Objective = Every record below should be printed exactly as it appears.

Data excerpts
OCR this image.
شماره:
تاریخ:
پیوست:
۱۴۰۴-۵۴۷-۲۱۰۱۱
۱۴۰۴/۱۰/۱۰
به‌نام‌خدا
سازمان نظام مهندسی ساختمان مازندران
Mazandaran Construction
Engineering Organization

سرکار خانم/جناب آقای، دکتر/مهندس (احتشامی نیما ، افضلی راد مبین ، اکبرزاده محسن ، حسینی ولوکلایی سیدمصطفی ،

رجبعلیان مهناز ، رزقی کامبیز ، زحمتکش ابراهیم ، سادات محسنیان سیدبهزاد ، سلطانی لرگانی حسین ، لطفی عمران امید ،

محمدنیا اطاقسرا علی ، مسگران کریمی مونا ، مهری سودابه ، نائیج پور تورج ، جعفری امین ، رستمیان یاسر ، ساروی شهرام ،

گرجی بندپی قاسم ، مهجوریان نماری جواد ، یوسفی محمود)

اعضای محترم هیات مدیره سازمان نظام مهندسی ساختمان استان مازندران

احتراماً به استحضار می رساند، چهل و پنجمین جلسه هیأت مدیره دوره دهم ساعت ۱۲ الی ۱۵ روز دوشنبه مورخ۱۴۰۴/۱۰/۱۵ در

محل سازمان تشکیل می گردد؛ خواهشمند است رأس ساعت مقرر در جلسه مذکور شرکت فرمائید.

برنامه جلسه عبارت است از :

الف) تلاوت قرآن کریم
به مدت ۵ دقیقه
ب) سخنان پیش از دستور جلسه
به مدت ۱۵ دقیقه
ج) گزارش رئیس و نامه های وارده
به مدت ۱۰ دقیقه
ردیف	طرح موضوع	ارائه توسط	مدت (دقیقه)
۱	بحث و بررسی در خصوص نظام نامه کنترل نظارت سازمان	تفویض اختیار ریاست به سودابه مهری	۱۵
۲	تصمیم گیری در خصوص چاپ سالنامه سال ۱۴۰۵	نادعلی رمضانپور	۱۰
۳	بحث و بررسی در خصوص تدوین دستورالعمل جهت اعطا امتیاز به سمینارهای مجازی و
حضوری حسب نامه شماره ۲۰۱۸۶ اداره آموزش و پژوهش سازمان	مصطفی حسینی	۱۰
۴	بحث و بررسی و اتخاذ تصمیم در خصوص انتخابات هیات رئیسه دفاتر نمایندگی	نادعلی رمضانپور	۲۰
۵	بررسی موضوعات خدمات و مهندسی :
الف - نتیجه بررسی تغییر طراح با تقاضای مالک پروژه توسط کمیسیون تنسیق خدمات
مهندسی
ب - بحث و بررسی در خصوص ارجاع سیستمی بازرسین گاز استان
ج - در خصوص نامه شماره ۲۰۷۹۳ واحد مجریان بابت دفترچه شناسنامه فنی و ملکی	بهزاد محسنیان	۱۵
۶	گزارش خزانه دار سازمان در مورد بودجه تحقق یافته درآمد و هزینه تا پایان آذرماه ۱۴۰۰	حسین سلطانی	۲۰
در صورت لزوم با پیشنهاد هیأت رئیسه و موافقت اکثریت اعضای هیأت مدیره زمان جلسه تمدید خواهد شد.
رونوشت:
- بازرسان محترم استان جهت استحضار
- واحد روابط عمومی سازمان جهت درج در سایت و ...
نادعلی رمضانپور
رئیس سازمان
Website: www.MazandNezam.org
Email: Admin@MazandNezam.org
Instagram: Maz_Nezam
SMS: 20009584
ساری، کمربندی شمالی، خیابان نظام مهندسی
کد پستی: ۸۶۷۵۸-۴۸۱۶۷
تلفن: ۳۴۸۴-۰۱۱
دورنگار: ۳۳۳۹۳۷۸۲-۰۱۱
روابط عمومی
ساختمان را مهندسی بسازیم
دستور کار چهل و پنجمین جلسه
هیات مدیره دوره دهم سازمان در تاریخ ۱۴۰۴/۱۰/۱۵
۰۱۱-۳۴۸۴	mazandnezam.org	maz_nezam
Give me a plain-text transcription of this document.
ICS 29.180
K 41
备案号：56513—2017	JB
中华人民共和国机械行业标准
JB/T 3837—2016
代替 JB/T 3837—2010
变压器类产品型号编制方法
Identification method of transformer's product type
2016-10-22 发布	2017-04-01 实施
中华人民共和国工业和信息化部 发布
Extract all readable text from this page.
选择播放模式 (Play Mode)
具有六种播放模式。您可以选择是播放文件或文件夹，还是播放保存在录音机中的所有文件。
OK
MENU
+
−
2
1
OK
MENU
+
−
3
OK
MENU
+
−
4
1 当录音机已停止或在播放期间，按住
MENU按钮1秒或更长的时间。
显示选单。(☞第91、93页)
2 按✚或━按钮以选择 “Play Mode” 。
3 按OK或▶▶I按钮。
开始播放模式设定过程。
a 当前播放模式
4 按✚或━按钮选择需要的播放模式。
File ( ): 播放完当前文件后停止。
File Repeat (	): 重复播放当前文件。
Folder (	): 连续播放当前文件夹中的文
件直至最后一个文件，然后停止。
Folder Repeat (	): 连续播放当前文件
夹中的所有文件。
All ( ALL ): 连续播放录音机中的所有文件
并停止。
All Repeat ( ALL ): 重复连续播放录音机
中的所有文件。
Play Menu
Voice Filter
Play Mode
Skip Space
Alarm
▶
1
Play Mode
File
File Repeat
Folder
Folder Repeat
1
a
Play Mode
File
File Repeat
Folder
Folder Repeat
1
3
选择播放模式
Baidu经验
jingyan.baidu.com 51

Finished answer =
OCR this image.
شماره:
تاریخ:
پیوست:
۱۴۰۴-۵۴۷-۲۱۰۱۱
۱۴۰۴/۱۰/۱۰
به‌نام‌خدا
سازمان نظام مهندسی ساختمان مازندران
Mazandaran Construction
Engineering Organization

سرکار خانم/جناب آقای، دکتر/مهندس (احتشامی نیما ، افضلی راد مبین ، اکبرزاده محسن ، حسینی ولوکلایی سیدمصطفی ،

رجبعلیان مهناز ، رزقی کامبیز ، زحمتکش ابراهیم ، سادات محسنیان سیدبهزاد ، سلطانی لرگانی حسین ، لطفی عمران امید ،

محمدنیا اطاقسرا علی ، مسگران کریمی مونا ، مهری سودابه ، نائیج پور تورج ، جعفری امین ، رستمیان یاسر ، ساروی شهرام ،

گرجی بندپی قاسم ، مهجوریان نماری جواد ، یوسفی محمود)

اعضای محترم هیات مدیره سازمان نظام مهندسی ساختمان استان مازندران

احتراماً به استحضار می رساند، چهل و پنجمین جلسه هیأت مدیره دوره دهم ساعت ۱۲ الی ۱۵ روز دوشنبه مورخ۱۴۰۴/۱۰/۱۵ در

محل سازمان تشکیل می گردد؛ خواهشمند است رأس ساعت مقرر در جلسه مذکور شرکت فرمائید.

برنامه جلسه عبارت است از :

الف) تلاوت قرآن کریم
به مدت ۵ دقیقه
ب) سخنان پیش از دستور جلسه
به مدت ۱۵ دقیقه
ج) گزارش رئیس و نامه های وارده
به مدت ۱۰ دقیقه
ردیف	طرح موضوع	ارائه توسط	مدت (دقیقه)
۱	بحث و بررسی در خصوص نظام نامه کنترل نظارت سازمان	تفویض اختیار ریاست به سودابه مهری	۱۵
۲	تصمیم گیری در خصوص چاپ سالنامه سال ۱۴۰۵	نادعلی رمضانپور	۱۰
۳	بحث و بررسی در خصوص تدوین دستورالعمل جهت اعطا امتیاز به سمینارهای مجازی و
حضوری حسب نامه شماره ۲۰۱۸۶ اداره آموزش و پژوهش سازمان	مصطفی حسینی	۱۰
۴	بحث و بررسی و اتخاذ تصمیم در خصوص انتخابات هیات رئیسه دفاتر نمایندگی	نادعلی رمضانپور	۲۰
۵	بررسی موضوعات خدمات و مهندسی :
الف - نتیجه بررسی تغییر طراح با تقاضای مالک پروژه توسط کمیسیون تنسیق خدمات
مهندسی
ب - بحث و بررسی در خصوص ارجاع سیستمی بازرسین گاز استان
ج - در خصوص نامه شماره ۲۰۷۹۳ واحد مجریان بابت دفترچه شناسنامه فنی و ملکی	بهزاد محسنیان	۱۵
۶	گزارش خزانه دار سازمان در مورد بودجه تحقق یافته درآمد و هزینه تا پایان آذرماه ۱۴۰۰	حسین سلطانی	۲۰
در صورت لزوم با پیشنهاد هیأت رئیسه و موافقت اکثریت اعضای هیأت مدیره زمان جلسه تمدید خواهد شد.
رونوشت:
- بازرسان محترم استان جهت استحضار
- واحد روابط عمومی سازمان جهت درج در سایت و ...
نادعلی رمضانپور
رئیس سازمان
Website: www.MazandNezam.org
Email: Admin@MazandNezam.org
Instagram: Maz_Nezam
SMS: 20009584
ساری، کمربندی شمالی، خیابان نظام مهندسی
کد پستی: ۸۶۷۵۸-۴۸۱۶۷
تلفن: ۳۴۸۴-۰۱۱
دورنگار: ۳۳۳۹۳۷۸۲-۰۱۱
روابط عمومی
ساختمان را مهندسی بسازیم
دستور کار چهل و پنجمین جلسه
هیات مدیره دوره دهم سازمان در تاریخ ۱۴۰۴/۱۰/۱۵
۰۱۱-۳۴۸۴	mazandnezam.org	maz_nezam
Give me a plain-text transcription of this document.
ICS 29.180
K 41
备案号：56513—2017	JB
中华人民共和国机械行业标准
JB/T 3837—2016
代替 JB/T 3837—2010
变压器类产品型号编制方法
Identification method of transformer's product type
2016-10-22 发布	2017-04-01 实施
中华人民共和国工业和信息化部 发布
Extract all readable text from this page.
选择播放模式 (Play Mode)
具有六种播放模式。您可以选择是播放文件或文件夹，还是播放保存在录音机中的所有文件。
OK
MENU
+
−
2
1
OK
MENU
+
−
3
OK
MENU
+
−
4
1 当录音机已停止或在播放期间，按住
MENU按钮1秒或更长的时间。
显示选单。(☞第91、93页)
2 按✚或━按钮以选择 “Play Mode” 。
3 按OK或▶▶I按钮。
开始播放模式设定过程。
a 当前播放模式
4 按✚或━按钮选择需要的播放模式。
File ( ): 播放完当前文件后停止。
File Repeat (	): 重复播放当前文件。
Folder (	): 连续播放当前文件夹中的文
件直至最后一个文件，然后停止。
Folder Repeat (	): 连续播放当前文件
夹中的所有文件。
All ( ALL ): 连续播放录音机中的所有文件
并停止。
All Repeat ( ALL ): 重复连续播放录音机
中的所有文件。
Play Menu
Voice Filter
Play Mode
Skip Space
Alarm
▶
1
Play Mode
File
File Repeat
Folder
Folder Repeat
1
a
Play Mode
File
File Repeat
Folder
Folder Repeat
1
3
选择播放模式
Baidu经验
jingyan.baidu.com 51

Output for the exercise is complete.